:: Görev 1 ::
Aşağıdaki satırlardan, ilk satırla açılıp "Bar — [578, 45, 600, 339]" içeren satırla kapanan bölümü, iki uç da dahil olmak üzere aynen yazdır.

:: Seçilen Parça ::
=-=-=

Zabit ve Kumandan ile Hasbihal., Mustafa Kemal, BÖLÜM 24
Orduların ve savaş usullerinin bugünkü mevcut haline göre, düşmanı yenme mutluluğuna ulaşması yine bu yüce sıfata, ortak hedef dahilindeki uygulamalar için kendiliğinden harekete geçmeye bağlıdır. İşin doğrusu, türlü Talimnameler ile Seferiye Kanunnamesi’nin bu konuya ilişkin maddelerini teğmenden mareşale kadar bütün komutanların her şeyden çok önem vererek araştırmaları, üzerinde düşünmeleri ve bunun gereğine uygun hareket edebilme yetkinliğinin barış varken edinilmesini ve pekiştirilmesini kesin bir zorunluluk olarak kabul etmeleri sanatlarının en birinci gereğidir.
Piyade Talimnamesi - Madde 304:
Sorumluluğu üstlenmekten çekinmemek, bir komutanın edinmesi gereken yüksek bir niteliktir...
Piyade Talimnamesi - Madde 251:
Talim ve eğitimin genelinde, gerek komutanların ve gerek tek tek avcı erlerinin kendiliklerinden iş görmeleri konusu için sonuç verici çalışmalarda bulunulmalı dır...
Piyade Talimnamesi - Madde 2:
Savaş, sıkı bir inzibatın vücudunu, bütün maddi ve manevi kuvvetlerini tüketmeyi ve kullanmayı gerektirir. Özellikle muharebede zafere ulaşmak ve galibiyet, bütün subay ve askerlerin vatan ve millet uğrunda büyük bir istekle canlarını feda etmelerine; ve en küçüğe kadar bütün rütbe sahiplerinin bizzat düşünce üreterek durumun gereğine göre kendi kendine önlemler almaya alışmış olmalarına; ve erlerin dahi zafer kazanmaya yönelik kesin kararlılığa sahip; ve üstlerinin yaralanmaları veya şehit olmaları halinde bile, bu kararlılığı bozmama nitelikleriyle donanmış olmalarıyla uyum içinde yürür.

=-=-=

:: Görev 2 ::
Seçilen parçada "Orduların ve savaş usullerinin" sözleriyle başlayan paragrafı, ana bilgilerini koruyarak daha kısa biçimde yeniden yaz.

:: Girdiler ::
=-=-=

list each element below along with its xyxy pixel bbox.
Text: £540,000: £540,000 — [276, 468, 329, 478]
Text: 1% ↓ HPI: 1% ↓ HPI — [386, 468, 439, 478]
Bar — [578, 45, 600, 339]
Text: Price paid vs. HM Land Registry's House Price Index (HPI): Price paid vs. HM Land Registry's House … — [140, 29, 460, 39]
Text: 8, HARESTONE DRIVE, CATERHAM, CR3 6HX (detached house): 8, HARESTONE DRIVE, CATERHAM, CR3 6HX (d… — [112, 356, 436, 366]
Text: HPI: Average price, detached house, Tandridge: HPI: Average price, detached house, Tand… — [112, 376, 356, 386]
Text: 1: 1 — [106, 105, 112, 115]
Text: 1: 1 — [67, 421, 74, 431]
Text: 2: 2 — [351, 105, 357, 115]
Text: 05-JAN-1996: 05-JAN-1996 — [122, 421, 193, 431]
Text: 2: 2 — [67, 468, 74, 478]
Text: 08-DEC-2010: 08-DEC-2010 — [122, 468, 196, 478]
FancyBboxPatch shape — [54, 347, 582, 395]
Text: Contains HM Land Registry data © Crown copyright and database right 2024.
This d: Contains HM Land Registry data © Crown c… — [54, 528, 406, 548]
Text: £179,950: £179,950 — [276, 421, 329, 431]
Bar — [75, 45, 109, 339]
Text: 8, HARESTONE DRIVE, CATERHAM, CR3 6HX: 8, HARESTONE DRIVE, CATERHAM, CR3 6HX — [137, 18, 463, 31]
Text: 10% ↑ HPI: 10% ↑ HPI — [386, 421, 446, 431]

=-=-=

:: Alıştırma Cevabı 1 ::
list each element below along with its xyxy pixel bbox.
Text: £540,000: £540,000 — [276, 468, 329, 478]
Text: 1% ↓ HPI: 1% ↓ HPI — [386, 468, 439, 478]
Bar — [578, 45, 600, 339]

:: Alıştırma Cevabı 2 ::
Bugünkü ordularda ve savaş usullerinde düşmanı yenmek, ortak hedef dahilinde kendiliğinden harekete geçme niteliğine bağlıdır. Bu nedenle teğmenden mareşale kadar bütün komutanlar, Talimnameler ile Seferiye Kanunnamesi'nin bu konudaki maddelerini her şeyden çok önemseyerek araştırmalı ve üzerinde düşünmelidir. Buna uygun hareket edebilme yetkinliğini barış zamanında edinip pekiştirmeyi de kesin bir zorunluluk saymalıdırlar. Bu, sanatlarının en birinci gereğidir.